## Required work
Count the lines below that contain "proanthocyanins". Give only the number.

-- Begin Data for processing --

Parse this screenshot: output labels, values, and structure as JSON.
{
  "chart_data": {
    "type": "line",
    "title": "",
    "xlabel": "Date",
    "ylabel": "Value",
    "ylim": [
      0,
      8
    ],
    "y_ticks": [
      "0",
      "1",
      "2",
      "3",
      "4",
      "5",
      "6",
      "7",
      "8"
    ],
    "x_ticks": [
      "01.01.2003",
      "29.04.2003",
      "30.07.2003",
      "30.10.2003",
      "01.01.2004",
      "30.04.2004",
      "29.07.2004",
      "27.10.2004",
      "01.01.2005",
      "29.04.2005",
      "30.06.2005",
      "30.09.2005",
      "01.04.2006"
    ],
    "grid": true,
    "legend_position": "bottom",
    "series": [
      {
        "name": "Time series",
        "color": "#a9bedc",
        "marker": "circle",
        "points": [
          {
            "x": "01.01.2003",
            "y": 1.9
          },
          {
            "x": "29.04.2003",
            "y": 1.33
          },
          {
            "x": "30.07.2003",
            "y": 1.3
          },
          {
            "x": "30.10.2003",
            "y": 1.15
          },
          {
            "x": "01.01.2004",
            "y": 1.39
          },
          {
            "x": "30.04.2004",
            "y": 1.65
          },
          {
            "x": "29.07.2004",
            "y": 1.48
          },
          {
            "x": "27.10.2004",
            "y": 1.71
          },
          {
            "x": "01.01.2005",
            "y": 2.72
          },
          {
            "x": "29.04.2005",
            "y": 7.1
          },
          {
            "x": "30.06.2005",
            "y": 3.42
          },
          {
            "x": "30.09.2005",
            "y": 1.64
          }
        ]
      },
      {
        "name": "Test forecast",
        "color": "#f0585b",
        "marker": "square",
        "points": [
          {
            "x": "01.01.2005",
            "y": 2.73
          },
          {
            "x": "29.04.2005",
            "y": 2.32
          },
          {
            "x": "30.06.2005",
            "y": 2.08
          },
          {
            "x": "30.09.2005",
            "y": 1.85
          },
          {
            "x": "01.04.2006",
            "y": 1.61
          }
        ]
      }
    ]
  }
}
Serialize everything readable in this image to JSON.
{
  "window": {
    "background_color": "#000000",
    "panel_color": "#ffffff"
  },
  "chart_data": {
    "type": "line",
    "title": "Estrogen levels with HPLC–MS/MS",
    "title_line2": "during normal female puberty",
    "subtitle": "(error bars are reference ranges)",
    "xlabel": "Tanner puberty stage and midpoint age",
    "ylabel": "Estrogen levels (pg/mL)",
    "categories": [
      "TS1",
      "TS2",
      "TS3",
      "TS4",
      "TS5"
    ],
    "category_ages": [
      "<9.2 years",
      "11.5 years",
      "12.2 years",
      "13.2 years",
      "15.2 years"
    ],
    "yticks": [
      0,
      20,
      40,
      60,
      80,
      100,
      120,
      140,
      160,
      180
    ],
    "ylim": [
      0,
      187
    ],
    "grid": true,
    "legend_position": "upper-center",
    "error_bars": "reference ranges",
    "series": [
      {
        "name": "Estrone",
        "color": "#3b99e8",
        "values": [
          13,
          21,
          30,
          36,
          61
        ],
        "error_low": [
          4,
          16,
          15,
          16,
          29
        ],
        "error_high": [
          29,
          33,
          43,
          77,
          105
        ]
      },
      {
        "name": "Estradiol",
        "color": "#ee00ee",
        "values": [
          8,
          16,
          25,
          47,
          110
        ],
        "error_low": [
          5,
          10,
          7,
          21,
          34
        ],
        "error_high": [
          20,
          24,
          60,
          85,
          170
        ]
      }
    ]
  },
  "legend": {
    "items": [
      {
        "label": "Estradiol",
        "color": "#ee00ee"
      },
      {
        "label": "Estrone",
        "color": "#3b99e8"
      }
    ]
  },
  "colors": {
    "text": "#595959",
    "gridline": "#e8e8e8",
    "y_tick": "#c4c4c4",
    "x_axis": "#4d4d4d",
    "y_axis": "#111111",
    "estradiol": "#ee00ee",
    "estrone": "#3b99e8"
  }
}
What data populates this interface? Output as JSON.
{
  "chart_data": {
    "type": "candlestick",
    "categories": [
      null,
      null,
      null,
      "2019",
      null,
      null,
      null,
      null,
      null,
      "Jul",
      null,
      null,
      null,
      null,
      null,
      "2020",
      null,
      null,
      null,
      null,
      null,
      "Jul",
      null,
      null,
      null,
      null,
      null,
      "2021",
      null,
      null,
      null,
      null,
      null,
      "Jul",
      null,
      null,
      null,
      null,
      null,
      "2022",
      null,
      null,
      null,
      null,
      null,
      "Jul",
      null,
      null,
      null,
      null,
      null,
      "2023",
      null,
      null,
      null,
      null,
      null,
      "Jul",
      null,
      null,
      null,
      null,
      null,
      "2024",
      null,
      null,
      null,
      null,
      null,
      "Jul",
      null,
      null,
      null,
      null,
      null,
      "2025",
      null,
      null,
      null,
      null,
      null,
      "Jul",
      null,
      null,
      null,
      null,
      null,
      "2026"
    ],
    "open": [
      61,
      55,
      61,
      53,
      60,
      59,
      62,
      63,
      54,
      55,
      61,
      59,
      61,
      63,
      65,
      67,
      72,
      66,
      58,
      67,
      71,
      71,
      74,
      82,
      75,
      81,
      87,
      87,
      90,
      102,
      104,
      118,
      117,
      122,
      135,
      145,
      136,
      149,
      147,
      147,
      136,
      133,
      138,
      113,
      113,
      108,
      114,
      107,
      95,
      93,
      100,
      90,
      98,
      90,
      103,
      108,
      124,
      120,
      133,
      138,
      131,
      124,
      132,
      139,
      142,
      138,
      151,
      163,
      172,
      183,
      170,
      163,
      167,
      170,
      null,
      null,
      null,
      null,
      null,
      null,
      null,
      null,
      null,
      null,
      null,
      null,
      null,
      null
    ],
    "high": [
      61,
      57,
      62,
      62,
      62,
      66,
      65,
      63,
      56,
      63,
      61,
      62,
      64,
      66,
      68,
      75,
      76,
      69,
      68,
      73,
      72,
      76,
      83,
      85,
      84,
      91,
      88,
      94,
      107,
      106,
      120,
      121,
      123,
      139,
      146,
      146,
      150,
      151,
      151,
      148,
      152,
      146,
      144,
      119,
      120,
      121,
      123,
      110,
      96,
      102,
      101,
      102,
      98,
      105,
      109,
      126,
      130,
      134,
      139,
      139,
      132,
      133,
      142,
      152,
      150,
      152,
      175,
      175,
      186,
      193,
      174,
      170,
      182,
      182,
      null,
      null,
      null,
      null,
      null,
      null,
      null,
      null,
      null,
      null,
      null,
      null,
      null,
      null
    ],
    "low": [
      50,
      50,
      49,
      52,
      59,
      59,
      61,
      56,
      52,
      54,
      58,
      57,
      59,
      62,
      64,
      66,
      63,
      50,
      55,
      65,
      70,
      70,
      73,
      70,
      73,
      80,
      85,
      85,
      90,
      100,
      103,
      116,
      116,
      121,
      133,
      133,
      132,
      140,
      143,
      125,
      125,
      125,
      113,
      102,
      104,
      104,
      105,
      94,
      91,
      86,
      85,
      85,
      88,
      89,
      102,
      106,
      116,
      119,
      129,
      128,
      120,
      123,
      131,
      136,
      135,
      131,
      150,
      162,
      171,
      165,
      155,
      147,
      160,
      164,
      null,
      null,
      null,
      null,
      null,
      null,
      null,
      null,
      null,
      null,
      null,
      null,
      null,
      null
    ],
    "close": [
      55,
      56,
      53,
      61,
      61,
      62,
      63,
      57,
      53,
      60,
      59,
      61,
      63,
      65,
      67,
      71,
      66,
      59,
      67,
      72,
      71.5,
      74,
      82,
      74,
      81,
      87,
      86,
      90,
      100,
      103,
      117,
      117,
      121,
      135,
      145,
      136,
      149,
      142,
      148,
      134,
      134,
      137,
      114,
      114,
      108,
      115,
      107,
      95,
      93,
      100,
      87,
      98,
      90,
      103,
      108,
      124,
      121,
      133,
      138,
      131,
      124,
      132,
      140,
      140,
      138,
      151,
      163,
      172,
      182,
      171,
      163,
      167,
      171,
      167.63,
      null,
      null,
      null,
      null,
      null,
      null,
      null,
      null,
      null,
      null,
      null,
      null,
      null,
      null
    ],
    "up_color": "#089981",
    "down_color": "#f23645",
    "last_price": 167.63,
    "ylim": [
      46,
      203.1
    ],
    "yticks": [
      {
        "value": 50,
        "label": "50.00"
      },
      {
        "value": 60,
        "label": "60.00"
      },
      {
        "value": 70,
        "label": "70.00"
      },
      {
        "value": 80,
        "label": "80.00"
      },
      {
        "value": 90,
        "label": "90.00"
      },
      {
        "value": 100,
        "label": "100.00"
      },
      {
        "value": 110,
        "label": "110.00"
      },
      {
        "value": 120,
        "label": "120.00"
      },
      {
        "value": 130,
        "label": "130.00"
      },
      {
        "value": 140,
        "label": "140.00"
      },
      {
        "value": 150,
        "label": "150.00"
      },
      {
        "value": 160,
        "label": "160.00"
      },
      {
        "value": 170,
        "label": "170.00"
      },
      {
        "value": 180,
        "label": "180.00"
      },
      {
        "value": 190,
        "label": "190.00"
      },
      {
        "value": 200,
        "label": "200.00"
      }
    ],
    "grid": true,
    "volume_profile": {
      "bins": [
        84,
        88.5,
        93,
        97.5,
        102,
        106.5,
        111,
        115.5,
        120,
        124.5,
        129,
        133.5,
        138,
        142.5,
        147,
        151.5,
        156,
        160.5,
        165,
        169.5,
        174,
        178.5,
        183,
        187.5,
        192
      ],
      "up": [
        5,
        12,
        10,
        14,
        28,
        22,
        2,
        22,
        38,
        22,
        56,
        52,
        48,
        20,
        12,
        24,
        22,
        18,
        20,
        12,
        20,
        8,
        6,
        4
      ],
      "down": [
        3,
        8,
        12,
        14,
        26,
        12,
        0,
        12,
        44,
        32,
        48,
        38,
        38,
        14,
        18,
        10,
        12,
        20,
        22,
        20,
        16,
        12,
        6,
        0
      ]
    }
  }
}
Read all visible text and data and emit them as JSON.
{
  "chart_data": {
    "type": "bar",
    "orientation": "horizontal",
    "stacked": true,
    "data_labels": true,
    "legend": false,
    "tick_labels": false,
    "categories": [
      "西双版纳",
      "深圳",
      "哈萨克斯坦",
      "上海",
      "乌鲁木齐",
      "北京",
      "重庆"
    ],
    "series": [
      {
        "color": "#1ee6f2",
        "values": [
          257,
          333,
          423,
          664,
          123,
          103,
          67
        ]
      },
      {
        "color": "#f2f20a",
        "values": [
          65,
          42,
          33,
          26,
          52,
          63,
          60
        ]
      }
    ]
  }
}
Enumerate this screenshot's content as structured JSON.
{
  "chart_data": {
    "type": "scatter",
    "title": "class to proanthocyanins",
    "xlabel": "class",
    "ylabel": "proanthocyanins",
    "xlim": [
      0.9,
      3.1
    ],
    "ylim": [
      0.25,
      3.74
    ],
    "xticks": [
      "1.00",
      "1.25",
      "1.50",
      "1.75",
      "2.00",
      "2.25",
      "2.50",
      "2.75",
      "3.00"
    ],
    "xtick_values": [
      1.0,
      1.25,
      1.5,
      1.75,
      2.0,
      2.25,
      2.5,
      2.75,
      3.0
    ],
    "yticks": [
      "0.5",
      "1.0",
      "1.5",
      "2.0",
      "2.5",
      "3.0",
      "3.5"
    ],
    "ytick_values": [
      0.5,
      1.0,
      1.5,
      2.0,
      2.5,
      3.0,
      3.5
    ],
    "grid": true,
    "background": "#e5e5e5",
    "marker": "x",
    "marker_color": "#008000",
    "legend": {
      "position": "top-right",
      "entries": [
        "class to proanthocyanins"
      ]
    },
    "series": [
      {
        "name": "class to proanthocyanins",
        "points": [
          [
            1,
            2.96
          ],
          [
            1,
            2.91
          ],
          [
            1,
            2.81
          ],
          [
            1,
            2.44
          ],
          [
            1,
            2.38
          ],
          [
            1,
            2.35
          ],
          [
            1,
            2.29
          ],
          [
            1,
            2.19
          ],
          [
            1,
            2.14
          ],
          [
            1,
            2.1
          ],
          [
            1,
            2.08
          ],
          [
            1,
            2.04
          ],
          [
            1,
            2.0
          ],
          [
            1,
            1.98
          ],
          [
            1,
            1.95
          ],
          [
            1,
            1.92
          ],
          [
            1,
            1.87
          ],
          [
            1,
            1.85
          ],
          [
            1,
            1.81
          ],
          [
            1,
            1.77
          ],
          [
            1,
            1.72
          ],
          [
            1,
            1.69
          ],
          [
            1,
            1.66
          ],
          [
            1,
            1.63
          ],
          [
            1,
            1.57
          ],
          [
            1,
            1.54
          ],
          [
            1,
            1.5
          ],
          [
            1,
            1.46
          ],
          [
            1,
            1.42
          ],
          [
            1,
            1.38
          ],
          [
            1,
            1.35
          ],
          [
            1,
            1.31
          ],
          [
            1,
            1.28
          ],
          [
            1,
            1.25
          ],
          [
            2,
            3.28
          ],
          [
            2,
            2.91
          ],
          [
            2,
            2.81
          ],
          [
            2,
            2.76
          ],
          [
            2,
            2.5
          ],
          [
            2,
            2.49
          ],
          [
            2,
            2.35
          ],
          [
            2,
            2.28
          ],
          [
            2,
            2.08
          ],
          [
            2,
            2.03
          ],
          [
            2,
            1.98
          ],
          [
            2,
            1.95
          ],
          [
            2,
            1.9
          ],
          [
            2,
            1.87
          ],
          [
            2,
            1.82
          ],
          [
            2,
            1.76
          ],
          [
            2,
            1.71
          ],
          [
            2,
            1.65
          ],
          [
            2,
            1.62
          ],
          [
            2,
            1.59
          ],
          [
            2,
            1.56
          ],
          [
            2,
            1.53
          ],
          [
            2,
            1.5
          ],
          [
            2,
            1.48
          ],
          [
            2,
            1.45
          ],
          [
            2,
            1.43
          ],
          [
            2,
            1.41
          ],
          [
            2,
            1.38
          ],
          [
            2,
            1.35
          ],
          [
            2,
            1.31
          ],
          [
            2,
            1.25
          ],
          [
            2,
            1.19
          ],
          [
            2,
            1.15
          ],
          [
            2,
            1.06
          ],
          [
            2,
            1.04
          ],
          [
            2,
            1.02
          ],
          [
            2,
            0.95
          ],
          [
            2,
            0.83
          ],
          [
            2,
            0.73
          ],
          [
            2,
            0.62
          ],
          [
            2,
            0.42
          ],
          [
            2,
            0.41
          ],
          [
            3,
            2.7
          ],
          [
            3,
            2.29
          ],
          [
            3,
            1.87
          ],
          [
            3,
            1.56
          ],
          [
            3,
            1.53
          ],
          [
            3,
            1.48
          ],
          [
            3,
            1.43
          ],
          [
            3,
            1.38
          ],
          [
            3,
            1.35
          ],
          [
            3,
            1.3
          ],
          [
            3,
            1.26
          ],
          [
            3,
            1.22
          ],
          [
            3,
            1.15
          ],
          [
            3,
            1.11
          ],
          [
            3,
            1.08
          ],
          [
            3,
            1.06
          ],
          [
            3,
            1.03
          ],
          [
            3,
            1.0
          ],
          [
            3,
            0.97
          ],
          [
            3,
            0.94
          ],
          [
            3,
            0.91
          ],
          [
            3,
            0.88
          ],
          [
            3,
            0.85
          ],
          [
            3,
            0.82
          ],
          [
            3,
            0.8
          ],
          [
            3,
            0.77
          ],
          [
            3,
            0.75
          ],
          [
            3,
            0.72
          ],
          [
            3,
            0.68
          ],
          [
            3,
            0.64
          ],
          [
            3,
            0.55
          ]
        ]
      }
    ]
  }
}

-- End Data for processing --

## Correct output
4